## Begin Raw data
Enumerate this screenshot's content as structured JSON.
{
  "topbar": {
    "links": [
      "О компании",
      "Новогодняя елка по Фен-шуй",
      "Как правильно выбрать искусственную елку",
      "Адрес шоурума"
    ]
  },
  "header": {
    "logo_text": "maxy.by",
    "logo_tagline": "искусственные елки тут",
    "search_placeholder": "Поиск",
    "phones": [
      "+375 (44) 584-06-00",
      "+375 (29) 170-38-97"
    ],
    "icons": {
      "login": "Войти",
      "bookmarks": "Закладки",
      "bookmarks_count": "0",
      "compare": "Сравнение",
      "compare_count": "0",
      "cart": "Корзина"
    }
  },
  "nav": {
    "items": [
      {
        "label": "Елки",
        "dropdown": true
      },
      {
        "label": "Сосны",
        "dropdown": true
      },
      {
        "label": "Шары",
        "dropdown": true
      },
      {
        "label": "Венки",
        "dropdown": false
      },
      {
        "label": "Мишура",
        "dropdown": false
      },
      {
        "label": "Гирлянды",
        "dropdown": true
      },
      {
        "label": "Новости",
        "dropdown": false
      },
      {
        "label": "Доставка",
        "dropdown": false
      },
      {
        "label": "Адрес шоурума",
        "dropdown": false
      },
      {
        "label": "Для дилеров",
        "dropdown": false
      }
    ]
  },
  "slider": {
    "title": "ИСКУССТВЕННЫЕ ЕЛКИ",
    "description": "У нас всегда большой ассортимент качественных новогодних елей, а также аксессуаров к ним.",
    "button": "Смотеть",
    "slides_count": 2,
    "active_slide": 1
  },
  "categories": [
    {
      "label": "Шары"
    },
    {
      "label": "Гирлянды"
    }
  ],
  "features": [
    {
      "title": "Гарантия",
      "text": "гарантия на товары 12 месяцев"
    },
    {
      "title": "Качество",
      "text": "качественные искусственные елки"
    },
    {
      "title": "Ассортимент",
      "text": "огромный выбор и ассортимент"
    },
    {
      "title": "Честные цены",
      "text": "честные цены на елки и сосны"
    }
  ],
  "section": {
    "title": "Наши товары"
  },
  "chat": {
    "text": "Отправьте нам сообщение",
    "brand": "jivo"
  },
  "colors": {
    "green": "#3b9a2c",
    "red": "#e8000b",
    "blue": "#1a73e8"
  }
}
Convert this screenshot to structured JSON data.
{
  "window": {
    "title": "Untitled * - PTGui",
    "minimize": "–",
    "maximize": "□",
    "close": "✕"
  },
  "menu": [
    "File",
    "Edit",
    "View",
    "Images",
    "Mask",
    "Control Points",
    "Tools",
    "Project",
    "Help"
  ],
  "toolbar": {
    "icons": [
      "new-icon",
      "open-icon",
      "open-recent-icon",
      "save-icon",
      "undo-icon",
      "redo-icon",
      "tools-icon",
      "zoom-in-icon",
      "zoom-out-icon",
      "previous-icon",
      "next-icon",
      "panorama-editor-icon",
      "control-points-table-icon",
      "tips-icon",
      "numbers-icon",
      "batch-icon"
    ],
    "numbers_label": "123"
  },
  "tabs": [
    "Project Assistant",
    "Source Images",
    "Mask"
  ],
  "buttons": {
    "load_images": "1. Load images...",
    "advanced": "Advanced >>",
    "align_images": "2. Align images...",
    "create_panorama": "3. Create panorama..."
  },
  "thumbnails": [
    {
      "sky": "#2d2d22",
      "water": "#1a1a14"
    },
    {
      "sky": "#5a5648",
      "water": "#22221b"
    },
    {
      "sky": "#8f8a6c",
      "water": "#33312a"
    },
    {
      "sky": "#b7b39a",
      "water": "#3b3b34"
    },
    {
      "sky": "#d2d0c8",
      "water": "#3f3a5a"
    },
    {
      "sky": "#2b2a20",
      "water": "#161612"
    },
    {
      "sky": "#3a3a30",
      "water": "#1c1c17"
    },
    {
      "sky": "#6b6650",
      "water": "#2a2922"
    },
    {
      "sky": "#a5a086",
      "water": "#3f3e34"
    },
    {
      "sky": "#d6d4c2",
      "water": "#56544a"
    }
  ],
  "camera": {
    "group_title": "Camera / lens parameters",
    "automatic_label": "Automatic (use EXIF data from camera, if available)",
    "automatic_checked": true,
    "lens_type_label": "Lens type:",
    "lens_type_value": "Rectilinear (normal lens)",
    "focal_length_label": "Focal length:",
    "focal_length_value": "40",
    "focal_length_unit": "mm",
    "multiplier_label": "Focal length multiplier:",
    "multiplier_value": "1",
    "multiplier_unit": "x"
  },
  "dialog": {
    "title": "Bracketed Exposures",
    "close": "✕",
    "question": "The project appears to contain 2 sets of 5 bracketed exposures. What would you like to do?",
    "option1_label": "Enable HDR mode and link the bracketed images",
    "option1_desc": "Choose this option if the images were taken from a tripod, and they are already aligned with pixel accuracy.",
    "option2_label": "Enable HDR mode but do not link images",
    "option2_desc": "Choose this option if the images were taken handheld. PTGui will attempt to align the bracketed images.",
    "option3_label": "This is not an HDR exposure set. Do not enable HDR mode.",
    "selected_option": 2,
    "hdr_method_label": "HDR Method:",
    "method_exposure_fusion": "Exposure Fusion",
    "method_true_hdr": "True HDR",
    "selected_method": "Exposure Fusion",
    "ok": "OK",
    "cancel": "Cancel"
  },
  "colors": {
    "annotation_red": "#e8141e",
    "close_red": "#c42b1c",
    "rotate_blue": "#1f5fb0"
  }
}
## End Raw data
● Requirements:
All of the lines above must be returned exactly.

● Task response:
Enumerate this screenshot's content as structured JSON.
{
  "topbar": {
    "links": [
      "О компании",
      "Новогодняя елка по Фен-шуй",
      "Как правильно выбрать искусственную елку",
      "Адрес шоурума"
    ]
  },
  "header": {
    "logo_text": "maxy.by",
    "logo_tagline": "искусственные елки тут",
    "search_placeholder": "Поиск",
    "phones": [
      "+375 (44) 584-06-00",
      "+375 (29) 170-38-97"
    ],
    "icons": {
      "login": "Войти",
      "bookmarks": "Закладки",
      "bookmarks_count": "0",
      "compare": "Сравнение",
      "compare_count": "0",
      "cart": "Корзина"
    }
  },
  "nav": {
    "items": [
      {
        "label": "Елки",
        "dropdown": true
      },
      {
        "label": "Сосны",
        "dropdown": true
      },
      {
        "label": "Шары",
        "dropdown": true
      },
      {
        "label": "Венки",
        "dropdown": false
      },
      {
        "label": "Мишура",
        "dropdown": false
      },
      {
        "label": "Гирлянды",
        "dropdown": true
      },
      {
        "label": "Новости",
        "dropdown": false
      },
      {
        "label": "Доставка",
        "dropdown": false
      },
      {
        "label": "Адрес шоурума",
        "dropdown": false
      },
      {
        "label": "Для дилеров",
        "dropdown": false
      }
    ]
  },
  "slider": {
    "title": "ИСКУССТВЕННЫЕ ЕЛКИ",
    "description": "У нас всегда большой ассортимент качественных новогодних елей, а также аксессуаров к ним.",
    "button": "Смотеть",
    "slides_count": 2,
    "active_slide": 1
  },
  "categories": [
    {
      "label": "Шары"
    },
    {
      "label": "Гирлянды"
    }
  ],
  "features": [
    {
      "title": "Гарантия",
      "text": "гарантия на товары 12 месяцев"
    },
    {
      "title": "Качество",
      "text": "качественные искусственные елки"
    },
    {
      "title": "Ассортимент",
      "text": "огромный выбор и ассортимент"
    },
    {
      "title": "Честные цены",
      "text": "честные цены на елки и сосны"
    }
  ],
  "section": {
    "title": "Наши товары"
  },
  "chat": {
    "text": "Отправьте нам сообщение",
    "brand": "jivo"
  },
  "colors": {
    "green": "#3b9a2c",
    "red": "#e8000b",
    "blue": "#1a73e8"
  }
}
Convert this screenshot to structured JSON data.
{
  "window": {
    "title": "Untitled * - PTGui",
    "minimize": "–",
    "maximize": "□",
    "close": "✕"
  },
  "menu": [
    "File",
    "Edit",
    "View",
    "Images",
    "Mask",
    "Control Points",
    "Tools",
    "Project",
    "Help"
  ],
  "toolbar": {
    "icons": [
      "new-icon",
      "open-icon",
      "open-recent-icon",
      "save-icon",
      "undo-icon",
      "redo-icon",
      "tools-icon",
      "zoom-in-icon",
      "zoom-out-icon",
      "previous-icon",
      "next-icon",
      "panorama-editor-icon",
      "control-points-table-icon",
      "tips-icon",
      "numbers-icon",
      "batch-icon"
    ],
    "numbers_label": "123"
  },
  "tabs": [
    "Project Assistant",
    "Source Images",
    "Mask"
  ],
  "buttons": {
    "load_images": "1. Load images...",
    "advanced": "Advanced >>",
    "align_images": "2. Align images...",
    "create_panorama": "3. Create panorama..."
  },
  "thumbnails": [
    {
      "sky": "#2d2d22",
      "water": "#1a1a14"
    },
    {
      "sky": "#5a5648",
      "water": "#22221b"
    },
    {
      "sky": "#8f8a6c",
      "water": "#33312a"
    },
    {
      "sky": "#b7b39a",
      "water": "#3b3b34"
    },
    {
      "sky": "#d2d0c8",
      "water": "#3f3a5a"
    },
    {
      "sky": "#2b2a20",
      "water": "#161612"
    },
    {
      "sky": "#3a3a30",
      "water": "#1c1c17"
    },
    {
      "sky": "#6b6650",
      "water": "#2a2922"
    },
    {
      "sky": "#a5a086",
      "water": "#3f3e34"
    },
    {
      "sky": "#d6d4c2",
      "water": "#56544a"
    }
  ],
  "camera": {
    "group_title": "Camera / lens parameters",
    "automatic_label": "Automatic (use EXIF data from camera, if available)",
    "automatic_checked": true,
    "lens_type_label": "Lens type:",
    "lens_type_value": "Rectilinear (normal lens)",
    "focal_length_label": "Focal length:",
    "focal_length_value": "40",
    "focal_length_unit": "mm",
    "multiplier_label": "Focal length multiplier:",
    "multiplier_value": "1",
    "multiplier_unit": "x"
  },
  "dialog": {
    "title": "Bracketed Exposures",
    "close": "✕",
    "question": "The project appears to contain 2 sets of 5 bracketed exposures. What would you like to do?",
    "option1_label": "Enable HDR mode and link the bracketed images",
    "option1_desc": "Choose this option if the images were taken from a tripod, and they are already aligned with pixel accuracy.",
    "option2_label": "Enable HDR mode but do not link images",
    "option2_desc": "Choose this option if the images were taken handheld. PTGui will attempt to align the bracketed images.",
    "option3_label": "This is not an HDR exposure set. Do not enable HDR mode.",
    "selected_option": 2,
    "hdr_method_label": "HDR Method:",
    "method_exposure_fusion": "Exposure Fusion",
    "method_true_hdr": "True HDR",
    "selected_method": "Exposure Fusion",
    "ok": "OK",
    "cancel": "Cancel"
  },
  "colors": {
    "annotation_red": "#e8141e",
    "close_red": "#c42b1c",
    "rotate_blue": "#1f5fb0"
  }
}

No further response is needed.